▶ [JOB]
Please pull out every line that includes the string "JSON".

▶ [INPUT ROWS]
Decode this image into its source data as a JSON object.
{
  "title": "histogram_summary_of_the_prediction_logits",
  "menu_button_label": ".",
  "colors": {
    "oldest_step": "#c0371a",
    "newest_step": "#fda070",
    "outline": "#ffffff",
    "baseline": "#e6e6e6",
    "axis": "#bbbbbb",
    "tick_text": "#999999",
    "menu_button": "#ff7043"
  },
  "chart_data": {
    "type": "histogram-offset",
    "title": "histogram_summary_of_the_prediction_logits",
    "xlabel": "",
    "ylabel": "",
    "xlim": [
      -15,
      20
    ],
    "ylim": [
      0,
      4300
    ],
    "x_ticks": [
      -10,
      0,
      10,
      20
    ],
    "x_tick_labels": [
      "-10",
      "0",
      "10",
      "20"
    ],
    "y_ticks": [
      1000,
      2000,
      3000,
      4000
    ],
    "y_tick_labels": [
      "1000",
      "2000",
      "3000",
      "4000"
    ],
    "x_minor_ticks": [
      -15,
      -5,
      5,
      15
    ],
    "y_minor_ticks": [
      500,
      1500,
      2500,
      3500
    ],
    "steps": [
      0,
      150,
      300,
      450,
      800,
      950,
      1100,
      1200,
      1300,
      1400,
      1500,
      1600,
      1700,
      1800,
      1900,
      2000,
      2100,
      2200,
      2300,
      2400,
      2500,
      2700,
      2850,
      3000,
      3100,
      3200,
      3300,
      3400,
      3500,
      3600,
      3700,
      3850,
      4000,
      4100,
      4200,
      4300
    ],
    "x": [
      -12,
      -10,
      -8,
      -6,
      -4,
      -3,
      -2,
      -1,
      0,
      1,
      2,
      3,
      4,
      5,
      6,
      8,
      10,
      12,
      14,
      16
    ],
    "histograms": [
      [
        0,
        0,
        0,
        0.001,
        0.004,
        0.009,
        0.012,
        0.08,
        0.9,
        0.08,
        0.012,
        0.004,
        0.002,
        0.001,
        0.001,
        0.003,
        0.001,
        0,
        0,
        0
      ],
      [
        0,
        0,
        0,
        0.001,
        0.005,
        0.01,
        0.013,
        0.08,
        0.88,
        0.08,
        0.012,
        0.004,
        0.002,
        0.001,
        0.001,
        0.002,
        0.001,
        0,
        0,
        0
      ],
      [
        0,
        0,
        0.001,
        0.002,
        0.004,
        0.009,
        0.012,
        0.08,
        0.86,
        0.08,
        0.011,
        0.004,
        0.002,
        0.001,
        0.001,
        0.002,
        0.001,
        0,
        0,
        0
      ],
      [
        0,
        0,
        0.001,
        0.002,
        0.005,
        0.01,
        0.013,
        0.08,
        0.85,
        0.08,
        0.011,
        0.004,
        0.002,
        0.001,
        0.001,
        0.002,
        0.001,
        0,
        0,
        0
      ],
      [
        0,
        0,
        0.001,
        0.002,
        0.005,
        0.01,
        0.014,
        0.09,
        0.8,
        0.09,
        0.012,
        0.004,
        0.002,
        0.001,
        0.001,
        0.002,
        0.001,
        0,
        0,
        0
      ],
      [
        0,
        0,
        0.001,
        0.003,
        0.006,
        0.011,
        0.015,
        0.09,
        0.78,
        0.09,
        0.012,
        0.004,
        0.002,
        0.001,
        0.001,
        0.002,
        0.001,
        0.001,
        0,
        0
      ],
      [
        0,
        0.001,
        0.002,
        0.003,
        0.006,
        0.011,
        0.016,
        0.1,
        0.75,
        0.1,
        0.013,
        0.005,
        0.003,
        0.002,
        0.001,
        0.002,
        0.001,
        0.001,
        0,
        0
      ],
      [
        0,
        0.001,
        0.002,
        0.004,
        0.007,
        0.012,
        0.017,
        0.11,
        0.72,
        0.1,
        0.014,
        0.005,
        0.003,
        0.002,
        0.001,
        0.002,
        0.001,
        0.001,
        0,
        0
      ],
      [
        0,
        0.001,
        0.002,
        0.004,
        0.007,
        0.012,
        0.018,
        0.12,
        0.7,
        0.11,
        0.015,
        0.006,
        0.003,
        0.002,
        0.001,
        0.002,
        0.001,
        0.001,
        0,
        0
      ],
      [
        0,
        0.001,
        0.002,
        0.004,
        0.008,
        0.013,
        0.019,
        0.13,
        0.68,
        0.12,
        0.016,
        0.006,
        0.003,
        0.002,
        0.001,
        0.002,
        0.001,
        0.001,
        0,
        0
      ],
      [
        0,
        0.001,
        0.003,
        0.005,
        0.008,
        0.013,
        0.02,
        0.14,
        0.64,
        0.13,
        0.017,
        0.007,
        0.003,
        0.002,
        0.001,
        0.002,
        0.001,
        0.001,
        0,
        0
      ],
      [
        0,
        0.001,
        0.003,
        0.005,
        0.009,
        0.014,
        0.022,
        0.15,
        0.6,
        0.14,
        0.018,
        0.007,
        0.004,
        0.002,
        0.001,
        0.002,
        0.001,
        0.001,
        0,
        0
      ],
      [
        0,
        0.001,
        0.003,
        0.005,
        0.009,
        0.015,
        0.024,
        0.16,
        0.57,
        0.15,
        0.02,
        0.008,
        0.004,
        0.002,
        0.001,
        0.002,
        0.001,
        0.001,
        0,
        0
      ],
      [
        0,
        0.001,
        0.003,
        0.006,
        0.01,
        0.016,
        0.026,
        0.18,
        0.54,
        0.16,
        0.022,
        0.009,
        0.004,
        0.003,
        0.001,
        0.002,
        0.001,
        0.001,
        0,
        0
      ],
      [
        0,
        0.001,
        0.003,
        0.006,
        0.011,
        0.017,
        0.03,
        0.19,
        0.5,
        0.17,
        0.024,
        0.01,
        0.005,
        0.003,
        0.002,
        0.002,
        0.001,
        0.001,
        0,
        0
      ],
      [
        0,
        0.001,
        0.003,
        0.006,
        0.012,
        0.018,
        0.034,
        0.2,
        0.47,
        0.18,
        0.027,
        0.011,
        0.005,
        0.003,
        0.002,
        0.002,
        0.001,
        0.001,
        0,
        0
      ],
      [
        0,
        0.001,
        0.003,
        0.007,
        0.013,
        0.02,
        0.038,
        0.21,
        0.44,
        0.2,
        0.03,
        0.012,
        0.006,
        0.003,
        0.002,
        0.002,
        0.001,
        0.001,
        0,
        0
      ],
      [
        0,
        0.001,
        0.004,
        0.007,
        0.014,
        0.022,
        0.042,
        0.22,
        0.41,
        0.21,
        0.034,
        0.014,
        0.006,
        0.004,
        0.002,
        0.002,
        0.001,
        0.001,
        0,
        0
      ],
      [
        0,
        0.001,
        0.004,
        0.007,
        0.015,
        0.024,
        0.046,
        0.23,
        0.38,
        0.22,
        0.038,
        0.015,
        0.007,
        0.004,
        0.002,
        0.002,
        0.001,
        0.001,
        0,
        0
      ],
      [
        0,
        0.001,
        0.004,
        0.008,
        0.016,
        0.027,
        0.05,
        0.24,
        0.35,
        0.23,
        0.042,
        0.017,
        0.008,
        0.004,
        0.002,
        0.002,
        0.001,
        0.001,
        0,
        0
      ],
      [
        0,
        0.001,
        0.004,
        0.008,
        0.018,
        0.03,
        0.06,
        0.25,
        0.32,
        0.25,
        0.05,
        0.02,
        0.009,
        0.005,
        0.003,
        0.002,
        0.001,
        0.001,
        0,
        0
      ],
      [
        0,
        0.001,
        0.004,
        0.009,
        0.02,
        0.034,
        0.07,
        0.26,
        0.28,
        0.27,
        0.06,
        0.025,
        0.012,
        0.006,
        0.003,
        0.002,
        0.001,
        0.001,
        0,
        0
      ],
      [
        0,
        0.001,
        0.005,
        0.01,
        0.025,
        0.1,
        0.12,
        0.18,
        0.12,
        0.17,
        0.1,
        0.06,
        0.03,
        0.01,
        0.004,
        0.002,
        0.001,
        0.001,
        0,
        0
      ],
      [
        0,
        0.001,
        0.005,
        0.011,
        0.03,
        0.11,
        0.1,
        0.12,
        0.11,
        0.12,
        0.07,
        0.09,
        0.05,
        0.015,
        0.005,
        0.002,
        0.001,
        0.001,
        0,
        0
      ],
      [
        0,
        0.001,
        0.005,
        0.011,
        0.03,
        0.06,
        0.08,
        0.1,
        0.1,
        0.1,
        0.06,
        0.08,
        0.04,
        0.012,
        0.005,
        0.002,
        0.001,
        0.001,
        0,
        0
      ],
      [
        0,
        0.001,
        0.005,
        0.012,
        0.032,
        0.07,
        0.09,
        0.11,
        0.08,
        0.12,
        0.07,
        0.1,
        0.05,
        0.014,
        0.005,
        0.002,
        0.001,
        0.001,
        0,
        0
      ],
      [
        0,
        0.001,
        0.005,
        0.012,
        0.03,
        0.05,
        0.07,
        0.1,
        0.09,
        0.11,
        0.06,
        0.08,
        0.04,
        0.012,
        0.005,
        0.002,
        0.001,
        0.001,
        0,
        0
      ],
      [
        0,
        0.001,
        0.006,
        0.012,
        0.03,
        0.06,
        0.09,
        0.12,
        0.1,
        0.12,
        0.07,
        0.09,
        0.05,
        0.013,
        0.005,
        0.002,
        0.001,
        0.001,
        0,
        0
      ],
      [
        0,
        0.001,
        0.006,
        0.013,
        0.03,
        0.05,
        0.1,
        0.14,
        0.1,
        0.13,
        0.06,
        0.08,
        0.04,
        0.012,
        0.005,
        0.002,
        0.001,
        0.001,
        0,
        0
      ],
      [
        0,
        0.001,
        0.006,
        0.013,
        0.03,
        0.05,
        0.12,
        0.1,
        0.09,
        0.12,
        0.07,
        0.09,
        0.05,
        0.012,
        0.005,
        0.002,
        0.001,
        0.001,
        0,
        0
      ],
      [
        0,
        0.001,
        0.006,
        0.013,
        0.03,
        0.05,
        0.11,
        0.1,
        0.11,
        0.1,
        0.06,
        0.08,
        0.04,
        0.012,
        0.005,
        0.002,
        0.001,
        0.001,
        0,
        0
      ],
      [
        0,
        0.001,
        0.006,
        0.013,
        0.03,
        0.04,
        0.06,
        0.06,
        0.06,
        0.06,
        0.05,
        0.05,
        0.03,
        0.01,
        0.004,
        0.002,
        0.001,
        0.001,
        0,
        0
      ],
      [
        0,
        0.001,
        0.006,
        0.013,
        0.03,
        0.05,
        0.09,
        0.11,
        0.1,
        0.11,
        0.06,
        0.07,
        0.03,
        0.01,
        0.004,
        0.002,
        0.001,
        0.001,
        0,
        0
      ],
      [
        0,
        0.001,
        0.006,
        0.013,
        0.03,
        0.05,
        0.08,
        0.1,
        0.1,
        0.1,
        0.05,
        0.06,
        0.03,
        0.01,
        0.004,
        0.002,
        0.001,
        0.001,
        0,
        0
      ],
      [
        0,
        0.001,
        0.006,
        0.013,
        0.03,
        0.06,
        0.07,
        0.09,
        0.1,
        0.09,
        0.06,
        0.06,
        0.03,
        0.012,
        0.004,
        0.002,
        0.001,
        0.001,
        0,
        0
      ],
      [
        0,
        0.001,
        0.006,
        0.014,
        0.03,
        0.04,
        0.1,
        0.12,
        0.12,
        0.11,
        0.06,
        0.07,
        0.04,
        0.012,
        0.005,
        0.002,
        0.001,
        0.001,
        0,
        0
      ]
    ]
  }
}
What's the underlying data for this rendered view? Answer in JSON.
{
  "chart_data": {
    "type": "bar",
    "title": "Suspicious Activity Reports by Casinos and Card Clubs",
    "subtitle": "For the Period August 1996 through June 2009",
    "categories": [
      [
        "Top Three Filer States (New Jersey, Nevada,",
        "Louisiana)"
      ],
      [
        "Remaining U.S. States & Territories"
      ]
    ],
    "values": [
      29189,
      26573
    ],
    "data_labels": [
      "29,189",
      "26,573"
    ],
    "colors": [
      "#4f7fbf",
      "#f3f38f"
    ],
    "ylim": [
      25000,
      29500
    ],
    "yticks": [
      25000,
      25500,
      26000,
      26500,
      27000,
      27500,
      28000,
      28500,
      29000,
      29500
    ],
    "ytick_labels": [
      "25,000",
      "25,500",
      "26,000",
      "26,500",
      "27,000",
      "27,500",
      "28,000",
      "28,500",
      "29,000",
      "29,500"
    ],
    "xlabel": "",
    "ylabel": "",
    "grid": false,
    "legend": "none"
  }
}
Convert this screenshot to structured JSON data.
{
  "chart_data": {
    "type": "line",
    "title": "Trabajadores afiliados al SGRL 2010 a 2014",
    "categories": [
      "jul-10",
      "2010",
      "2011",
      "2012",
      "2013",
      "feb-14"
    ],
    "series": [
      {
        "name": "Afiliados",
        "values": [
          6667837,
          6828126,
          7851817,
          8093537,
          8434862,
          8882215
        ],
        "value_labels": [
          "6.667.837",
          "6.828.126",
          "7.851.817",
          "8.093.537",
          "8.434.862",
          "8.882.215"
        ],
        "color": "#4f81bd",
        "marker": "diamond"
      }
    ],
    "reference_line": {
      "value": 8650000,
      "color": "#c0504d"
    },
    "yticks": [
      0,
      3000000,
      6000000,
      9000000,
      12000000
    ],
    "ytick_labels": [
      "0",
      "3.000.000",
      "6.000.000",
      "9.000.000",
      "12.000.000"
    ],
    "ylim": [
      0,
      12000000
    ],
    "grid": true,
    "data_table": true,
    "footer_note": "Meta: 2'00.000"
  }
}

▶ [RESPONSE TO THIS EXERCISE]
Decode this image into its source data as a JSON object.
What's the underlying data for this rendered view? Answer in JSON.
Convert this screenshot to structured JSON data.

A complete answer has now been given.